### Task prompt
Leave the pictures out and transcribe every record exactly.

--- begin ---

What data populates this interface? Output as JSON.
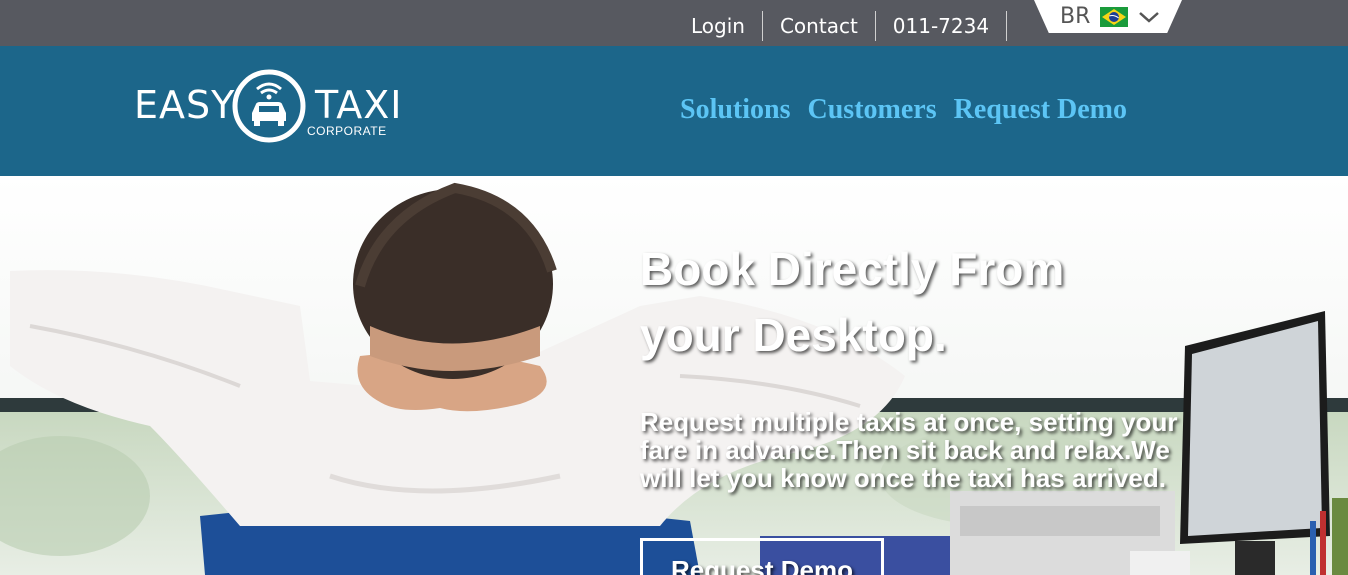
{
  "topbar": {
    "links": [
      "Login",
      "Contact",
      "011-7234"
    ],
    "language": {
      "code": "BR",
      "flag": "brazil-flag"
    }
  },
  "header": {
    "logo": {
      "word_left": "EASY",
      "word_right": "TAXI",
      "sub": "CORPORATE"
    },
    "nav": [
      "Solutions",
      "Customers",
      "Request Demo"
    ]
  },
  "hero": {
    "title_line1": "Book Directly From",
    "title_line2": "your Desktop.",
    "text": "Request multiple taxis at once, setting your fare in advance.Then sit back and relax.We will let you know once the taxi has arrived.",
    "button": "Request Demo"
  },
  "colors": {
    "topbar": "#575960",
    "header": "#1c668a",
    "nav_link": "#5cc5f5"
  }
}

--- end ---

### The result
What data populates this interface? Output as JSON.
{
  "topbar": {
    "links": [
      "Login",
      "Contact",
      "011-7234"
    ],
    "language": {
      "code": "BR",
      "flag": "brazil-flag"
    }
  },
  "header": {
    "logo": {
      "word_left": "EASY",
      "word_right": "TAXI",
      "sub": "CORPORATE"
    },
    "nav": [
      "Solutions",
      "Customers",
      "Request Demo"
    ]
  },
  "hero": {
    "title_line1": "Book Directly From",
    "title_line2": "your Desktop.",
    "text": "Request multiple taxis at once, setting your fare in advance.Then sit back and relax.We will let you know once the taxi has arrived.",
    "button": "Request Demo"
  },
  "colors": {
    "topbar": "#575960",
    "header": "#1c668a",
    "nav_link": "#5cc5f5"
  }
}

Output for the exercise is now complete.